[Problem statement]:
Which lines hold the word "espèce"? Copy each one.

════════

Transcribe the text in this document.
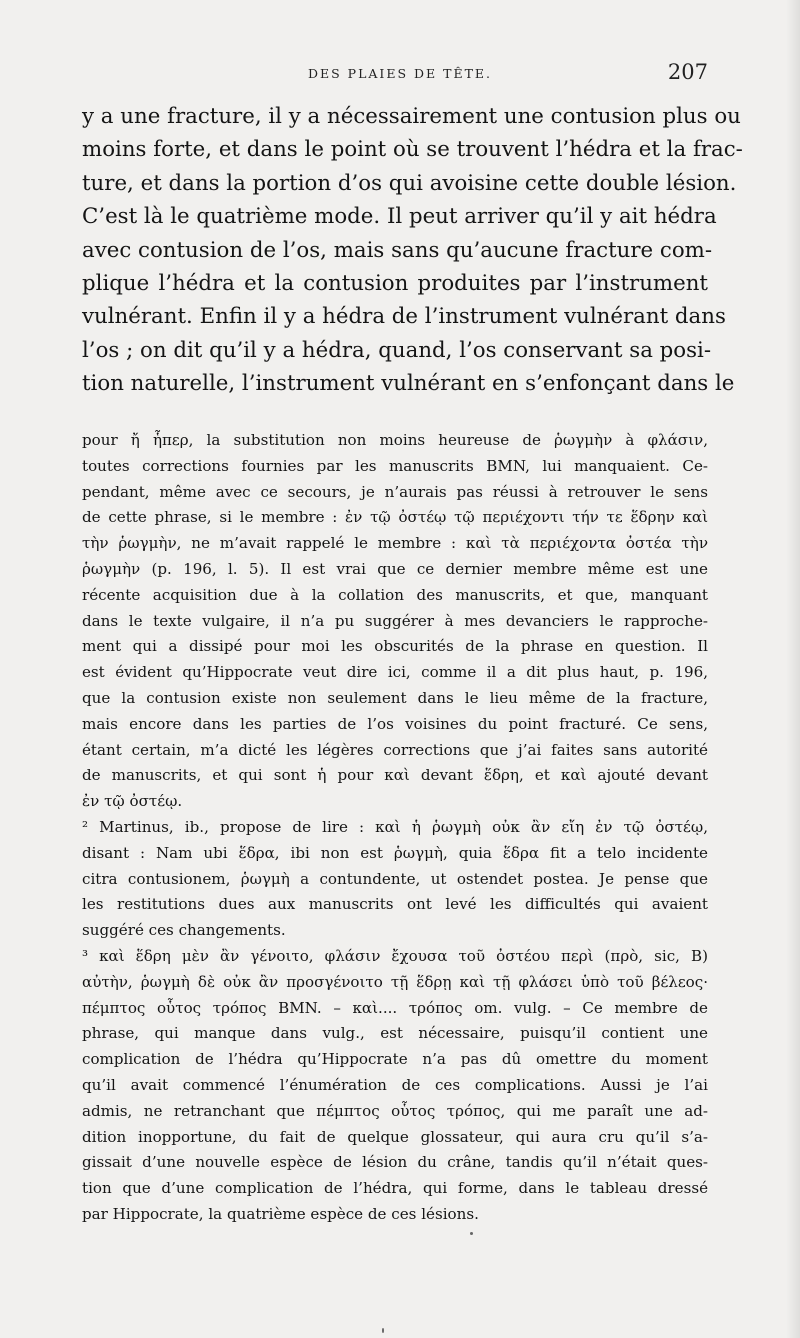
DES PLAIES DE TÊTE.	207
y a une fracture, il y a nécessairement une contusion plus ou
moins forte, et dans le point où se trouvent l’hédra et la frac-
ture, et dans la portion d’os qui avoisine cette double lésion.
C’est là le quatrième mode. Il peut arriver qu’il y ait hédra
avec contusion de l’os, mais sans qu’aucune fracture com-
plique l’hédra et la contusion produites par l’instrument
vulnérant. Enfin il y a hédra de l’instrument vulnérant dans
l’os ; on dit qu’il y a hédra, quand, l’os conservant sa posi-
tion naturelle, l’instrument vulnérant en s’enfonçant dans le
pour ἤ ἧπερ, la substitution non moins heureuse de ῥωγμὴν à φλάσιν,
toutes corrections fournies par les manuscrits BMN, lui manquaient. Ce-
pendant, même avec ce secours, je n’aurais pas réussi à retrouver le sens
de cette phrase, si le membre : ἐν τῷ ὀστέῳ τῷ περιέχοντι τήν τε ἕδρην καὶ
τὴν ῥωγμὴν, ne m’avait rappelé le membre : καὶ τὰ περιέχοντα ὀστέα τὴν
ῥωγμὴν (p. 196, l. 5). Il est vrai que ce dernier membre même est une
récente acquisition due à la collation des manuscrits, et que, manquant
dans le texte vulgaire, il n’a pu suggérer à mes devanciers le rapproche-
ment qui a dissipé pour moi les obscurités de la phrase en question. Il
est évident qu’Hippocrate veut dire ici, comme il a dit plus haut, p. 196,
que la contusion existe non seulement dans le lieu même de la fracture,
mais encore dans les parties de l’os voisines du point fracturé. Ce sens,
étant certain, m’a dicté les légères corrections que j’ai faites sans autorité
de manuscrits, et qui sont ἡ pour καὶ devant ἕδρη, et καὶ ajouté devant
ἐν τῷ ὀστέῳ.
² Martinus, ib., propose de lire : καὶ ἡ ῥωγμὴ οὐκ ἂν εἴη ἐν τῷ ὀστέῳ,
disant : Nam ubi ἕδρα, ibi non est ῥωγμὴ, quia ἕδρα fit a telo incidente
citra contusionem, ῥωγμὴ a contundente, ut ostendet postea. Je pense que
les restitutions dues aux manuscrits ont levé les difficultés qui avaient
suggéré ces changements.
³ καὶ ἕδρη μὲν ἂν γένοιτο, φλάσιν ἔχουσα τοῦ ὀστέου περὶ (πρὸ, sic, B)
αὐτὴν, ῥωγμὴ δὲ οὐκ ἂν προσγένοιτο τῇ ἕδρῃ καὶ τῇ φλάσει ὑπὸ τοῦ βέλεος·
πέμπτος οὗτος τρόπος BMN. – καὶ.... τρόπος om. vulg. – Ce membre de
phrase, qui manque dans vulg., est nécessaire, puisqu’il contient une
complication de l’hédra qu’Hippocrate n’a pas dû omettre du moment
qu’il avait commencé l’énumération de ces complications. Aussi je l’ai
admis, ne retranchant que πέμπτος οὗτος τρόπος, qui me paraît une ad-
dition inopportune, du fait de quelque glossateur, qui aura cru qu’il s’a-
gissait d’une nouvelle espèce de lésion du crâne, tandis qu’il n’était ques-
tion que d’une complication de l’hédra, qui forme, dans le tableau dressé
par Hippocrate, la quatrième espèce de ces lésions.
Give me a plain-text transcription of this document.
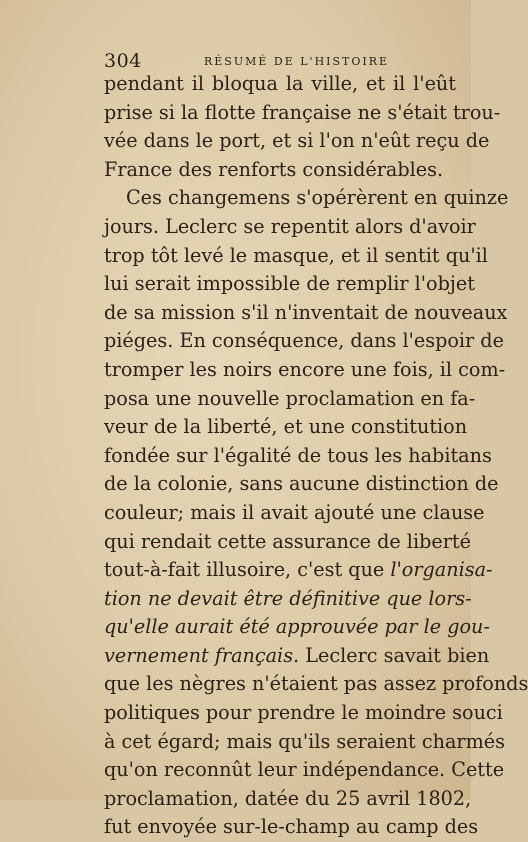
304	RÉSUMÉ DE L'HISTOIRE
pendant il bloqua la ville, et il l'eût
prise si la flotte française ne s'était trou-
vée dans le port, et si l'on n'eût reçu de
France des renforts considérables.
Ces changemens s'opérèrent en quinze
jours. Leclerc se repentit alors d'avoir
trop tôt levé le masque, et il sentit qu'il
lui serait impossible de remplir l'objet
de sa mission s'il n'inventait de nouveaux
piéges. En conséquence, dans l'espoir de
tromper les noirs encore une fois, il com-
posa une nouvelle proclamation en fa-
veur de la liberté, et une constitution
fondée sur l'égalité de tous les habitans
de la colonie, sans aucune distinction de
couleur; mais il avait ajouté une clause
qui rendait cette assurance de liberté
tout-à-fait illusoire, c'est que l'organisa-
tion ne devait être définitive que lors-
qu'elle aurait été approuvée par le gou-
vernement français. Leclerc savait bien
que les nègres n'étaient pas assez profonds
politiques pour prendre le moindre souci
à cet égard; mais qu'ils seraient charmés
qu'on reconnût leur indépendance. Cette
proclamation, datée du 25 avril 1802,
fut envoyée sur-le-champ au camp des
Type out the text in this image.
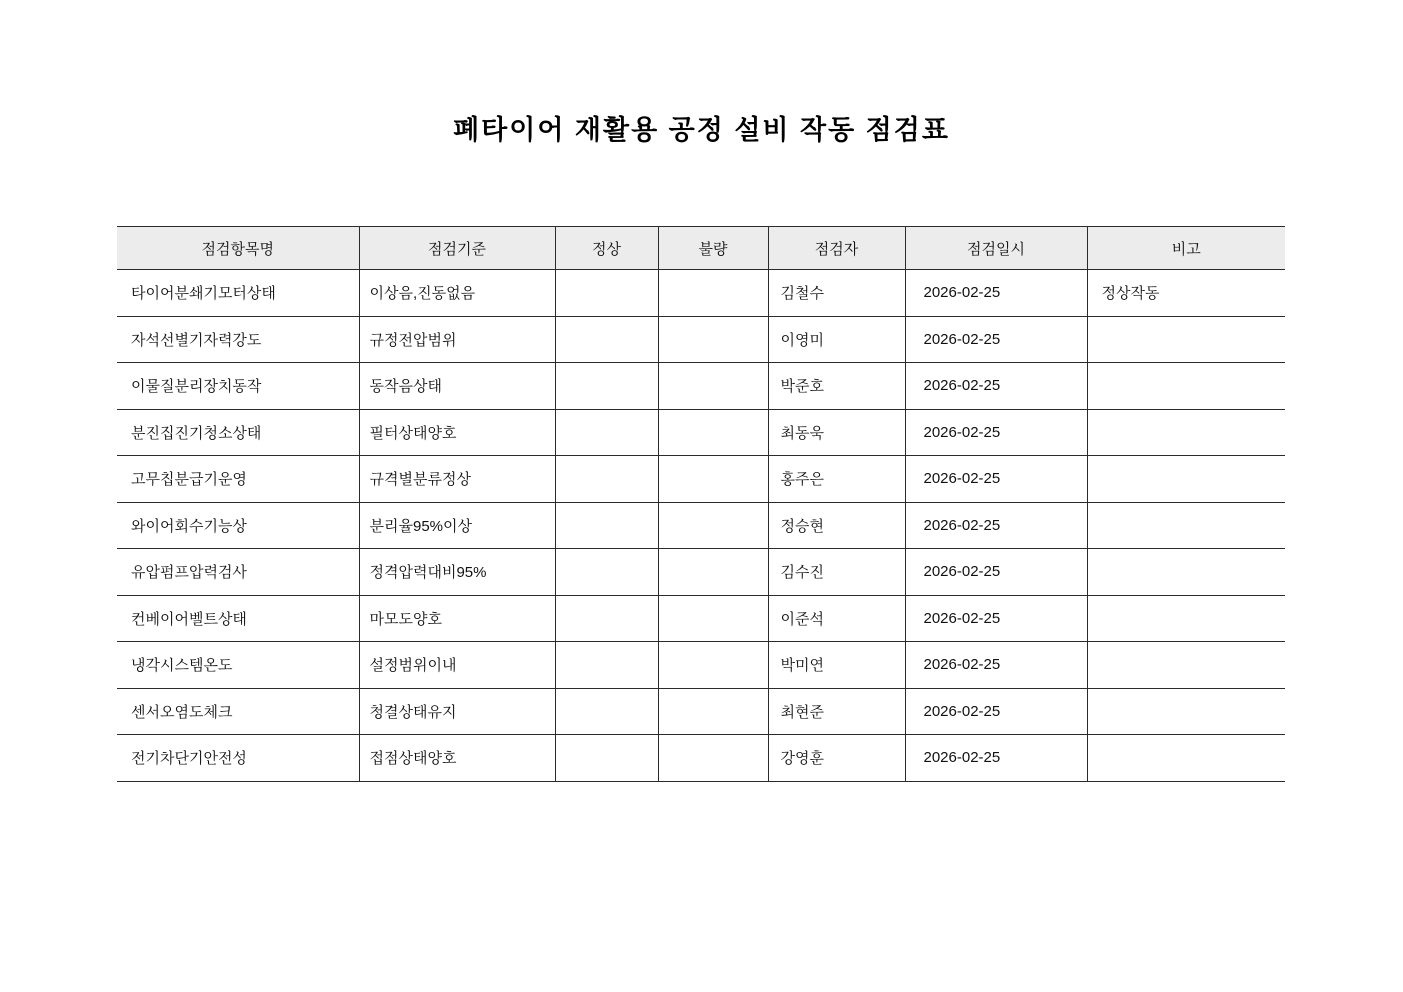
폐타이어 재활용 공정 설비 작동 점검표
점검항목명	점검기준	정상	불량	점검자	점검일시	비고
타이어분쇄기모터상태	이상음,진동없음			김철수	2026-02-25	정상작동
자석선별기자력강도	규정전압범위			이영미	2026-02-25	
이물질분리장치동작	동작음상태			박준호	2026-02-25	
분진집진기청소상태	필터상태양호			최동욱	2026-02-25	
고무칩분급기운영	규격별분류정상			홍주은	2026-02-25	
와이어회수기능상	분리율95%이상			정승현	2026-02-25	
유압펌프압력검사	정격압력대비95%			김수진	2026-02-25	
컨베이어벨트상태	마모도양호			이준석	2026-02-25	
냉각시스템온도	설정범위이내			박미연	2026-02-25	
센서오염도체크	청결상태유지			최현준	2026-02-25	
전기차단기안전성	접점상태양호			강영훈	2026-02-25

════════

[Correct response]:
gissait d’une nouvelle espèce de lésion du crâne, tandis qu’il n’était ques-
par Hippocrate, la quatrième espèce de ces lésions.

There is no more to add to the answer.